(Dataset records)
-=-=-=-=-
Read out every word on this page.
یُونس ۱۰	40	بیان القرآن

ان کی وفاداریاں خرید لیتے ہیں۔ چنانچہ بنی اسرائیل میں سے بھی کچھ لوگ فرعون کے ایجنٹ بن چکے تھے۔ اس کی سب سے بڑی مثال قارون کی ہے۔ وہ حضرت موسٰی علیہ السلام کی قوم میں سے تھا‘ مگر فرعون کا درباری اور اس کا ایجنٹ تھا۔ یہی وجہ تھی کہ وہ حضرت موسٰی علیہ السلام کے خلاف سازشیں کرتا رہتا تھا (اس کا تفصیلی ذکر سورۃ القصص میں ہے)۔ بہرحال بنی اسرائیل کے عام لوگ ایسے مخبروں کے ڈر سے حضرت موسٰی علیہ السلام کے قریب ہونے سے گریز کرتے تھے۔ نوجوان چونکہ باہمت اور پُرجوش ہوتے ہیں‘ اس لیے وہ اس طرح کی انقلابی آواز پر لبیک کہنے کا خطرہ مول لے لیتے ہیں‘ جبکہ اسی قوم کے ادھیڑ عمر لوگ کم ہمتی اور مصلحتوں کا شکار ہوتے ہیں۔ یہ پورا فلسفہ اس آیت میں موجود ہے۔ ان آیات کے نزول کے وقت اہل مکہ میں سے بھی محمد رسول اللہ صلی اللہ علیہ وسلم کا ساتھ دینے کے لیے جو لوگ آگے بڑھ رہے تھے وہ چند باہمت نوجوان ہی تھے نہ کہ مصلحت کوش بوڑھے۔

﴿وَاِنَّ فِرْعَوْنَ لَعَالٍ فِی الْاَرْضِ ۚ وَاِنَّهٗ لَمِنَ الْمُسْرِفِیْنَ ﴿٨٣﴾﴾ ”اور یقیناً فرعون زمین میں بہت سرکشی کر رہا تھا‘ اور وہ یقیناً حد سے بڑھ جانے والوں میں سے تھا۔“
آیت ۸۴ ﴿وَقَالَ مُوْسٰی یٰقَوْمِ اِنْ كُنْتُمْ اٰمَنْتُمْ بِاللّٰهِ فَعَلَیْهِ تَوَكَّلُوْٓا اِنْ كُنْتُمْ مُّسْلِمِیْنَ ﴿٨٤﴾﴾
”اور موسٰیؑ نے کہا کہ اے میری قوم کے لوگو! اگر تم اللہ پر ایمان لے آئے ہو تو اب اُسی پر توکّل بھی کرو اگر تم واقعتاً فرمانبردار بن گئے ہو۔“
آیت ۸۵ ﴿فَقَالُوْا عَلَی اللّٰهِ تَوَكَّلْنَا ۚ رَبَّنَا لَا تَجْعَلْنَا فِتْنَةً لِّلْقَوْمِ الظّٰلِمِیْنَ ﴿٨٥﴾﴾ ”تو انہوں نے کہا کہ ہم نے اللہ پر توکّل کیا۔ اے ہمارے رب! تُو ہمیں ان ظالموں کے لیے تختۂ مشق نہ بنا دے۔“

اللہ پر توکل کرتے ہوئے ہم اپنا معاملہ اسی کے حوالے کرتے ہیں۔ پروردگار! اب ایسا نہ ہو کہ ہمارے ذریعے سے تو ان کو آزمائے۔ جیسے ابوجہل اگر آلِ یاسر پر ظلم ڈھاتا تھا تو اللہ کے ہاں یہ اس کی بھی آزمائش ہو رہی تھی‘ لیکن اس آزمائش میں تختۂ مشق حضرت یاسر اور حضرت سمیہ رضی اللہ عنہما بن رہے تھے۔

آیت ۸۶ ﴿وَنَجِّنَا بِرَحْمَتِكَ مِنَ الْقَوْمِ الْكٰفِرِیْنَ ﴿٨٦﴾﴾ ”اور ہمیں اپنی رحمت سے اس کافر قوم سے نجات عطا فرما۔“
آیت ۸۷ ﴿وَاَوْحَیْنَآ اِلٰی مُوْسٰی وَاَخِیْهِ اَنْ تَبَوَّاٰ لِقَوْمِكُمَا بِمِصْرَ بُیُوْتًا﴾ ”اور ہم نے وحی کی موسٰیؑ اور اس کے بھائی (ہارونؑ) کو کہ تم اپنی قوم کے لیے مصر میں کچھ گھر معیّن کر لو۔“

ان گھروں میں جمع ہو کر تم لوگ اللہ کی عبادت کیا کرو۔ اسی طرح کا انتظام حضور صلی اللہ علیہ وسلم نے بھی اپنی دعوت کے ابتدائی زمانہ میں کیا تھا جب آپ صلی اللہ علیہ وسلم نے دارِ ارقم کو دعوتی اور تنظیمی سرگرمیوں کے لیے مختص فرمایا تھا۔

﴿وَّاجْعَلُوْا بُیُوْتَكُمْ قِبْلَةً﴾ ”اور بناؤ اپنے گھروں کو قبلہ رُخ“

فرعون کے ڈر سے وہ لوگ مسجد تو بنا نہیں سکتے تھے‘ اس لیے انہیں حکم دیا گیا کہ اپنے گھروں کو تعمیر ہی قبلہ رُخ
-=-=-=-=-
Restate the data above exactly, keeping each word as it stands.

Read out every word on this page.
یُونس ۱۰	40	بیان القرآن

ان کی وفاداریاں خرید لیتے ہیں۔ چنانچہ بنی اسرائیل میں سے بھی کچھ لوگ فرعون کے ایجنٹ بن چکے تھے۔ اس کی سب سے بڑی مثال قارون کی ہے۔ وہ حضرت موسٰی علیہ السلام کی قوم میں سے تھا‘ مگر فرعون کا درباری اور اس کا ایجنٹ تھا۔ یہی وجہ تھی کہ وہ حضرت موسٰی علیہ السلام کے خلاف سازشیں کرتا رہتا تھا (اس کا تفصیلی ذکر سورۃ القصص میں ہے)۔ بہرحال بنی اسرائیل کے عام لوگ ایسے مخبروں کے ڈر سے حضرت موسٰی علیہ السلام کے قریب ہونے سے گریز کرتے تھے۔ نوجوان چونکہ باہمت اور پُرجوش ہوتے ہیں‘ اس لیے وہ اس طرح کی انقلابی آواز پر لبیک کہنے کا خطرہ مول لے لیتے ہیں‘ جبکہ اسی قوم کے ادھیڑ عمر لوگ کم ہمتی اور مصلحتوں کا شکار ہوتے ہیں۔ یہ پورا فلسفہ اس آیت میں موجود ہے۔ ان آیات کے نزول کے وقت اہل مکہ میں سے بھی محمد رسول اللہ صلی اللہ علیہ وسلم کا ساتھ دینے کے لیے جو لوگ آگے بڑھ رہے تھے وہ چند باہمت نوجوان ہی تھے نہ کہ مصلحت کوش بوڑھے۔

﴿وَاِنَّ فِرْعَوْنَ لَعَالٍ فِی الْاَرْضِ ۚ وَاِنَّهٗ لَمِنَ الْمُسْرِفِیْنَ ﴿٨٣﴾﴾ ”اور یقیناً فرعون زمین میں بہت سرکشی کر رہا تھا‘ اور وہ یقیناً حد سے بڑھ جانے والوں میں سے تھا۔“
آیت ۸۴ ﴿وَقَالَ مُوْسٰی یٰقَوْمِ اِنْ كُنْتُمْ اٰمَنْتُمْ بِاللّٰهِ فَعَلَیْهِ تَوَكَّلُوْٓا اِنْ كُنْتُمْ مُّسْلِمِیْنَ ﴿٨٤﴾﴾
”اور موسٰیؑ نے کہا کہ اے میری قوم کے لوگو! اگر تم اللہ پر ایمان لے آئے ہو تو اب اُسی پر توکّل بھی کرو اگر تم واقعتاً فرمانبردار بن گئے ہو۔“
آیت ۸۵ ﴿فَقَالُوْا عَلَی اللّٰهِ تَوَكَّلْنَا ۚ رَبَّنَا لَا تَجْعَلْنَا فِتْنَةً لِّلْقَوْمِ الظّٰلِمِیْنَ ﴿٨٥﴾﴾ ”تو انہوں نے کہا کہ ہم نے اللہ پر توکّل کیا۔ اے ہمارے رب! تُو ہمیں ان ظالموں کے لیے تختۂ مشق نہ بنا دے۔“

اللہ پر توکل کرتے ہوئے ہم اپنا معاملہ اسی کے حوالے کرتے ہیں۔ پروردگار! اب ایسا نہ ہو کہ ہمارے ذریعے سے تو ان کو آزمائے۔ جیسے ابوجہل اگر آلِ یاسر پر ظلم ڈھاتا تھا تو اللہ کے ہاں یہ اس کی بھی آزمائش ہو رہی تھی‘ لیکن اس آزمائش میں تختۂ مشق حضرت یاسر اور حضرت سمیہ رضی اللہ عنہما بن رہے تھے۔

آیت ۸۶ ﴿وَنَجِّنَا بِرَحْمَتِكَ مِنَ الْقَوْمِ الْكٰفِرِیْنَ ﴿٨٦﴾﴾ ”اور ہمیں اپنی رحمت سے اس کافر قوم سے نجات عطا فرما۔“
آیت ۸۷ ﴿وَاَوْحَیْنَآ اِلٰی مُوْسٰی وَاَخِیْهِ اَنْ تَبَوَّاٰ لِقَوْمِكُمَا بِمِصْرَ بُیُوْتًا﴾ ”اور ہم نے وحی کی موسٰیؑ اور اس کے بھائی (ہارونؑ) کو کہ تم اپنی قوم کے لیے مصر میں کچھ گھر معیّن کر لو۔“

ان گھروں میں جمع ہو کر تم لوگ اللہ کی عبادت کیا کرو۔ اسی طرح کا انتظام حضور صلی اللہ علیہ وسلم نے بھی اپنی دعوت کے ابتدائی زمانہ میں کیا تھا جب آپ صلی اللہ علیہ وسلم نے دارِ ارقم کو دعوتی اور تنظیمی سرگرمیوں کے لیے مختص فرمایا تھا۔

﴿وَّاجْعَلُوْا بُیُوْتَكُمْ قِبْلَةً﴾ ”اور بناؤ اپنے گھروں کو قبلہ رُخ“

فرعون کے ڈر سے وہ لوگ مسجد تو بنا نہیں سکتے تھے‘ اس لیے انہیں حکم دیا گیا کہ اپنے گھروں کو تعمیر ہی قبلہ رُخ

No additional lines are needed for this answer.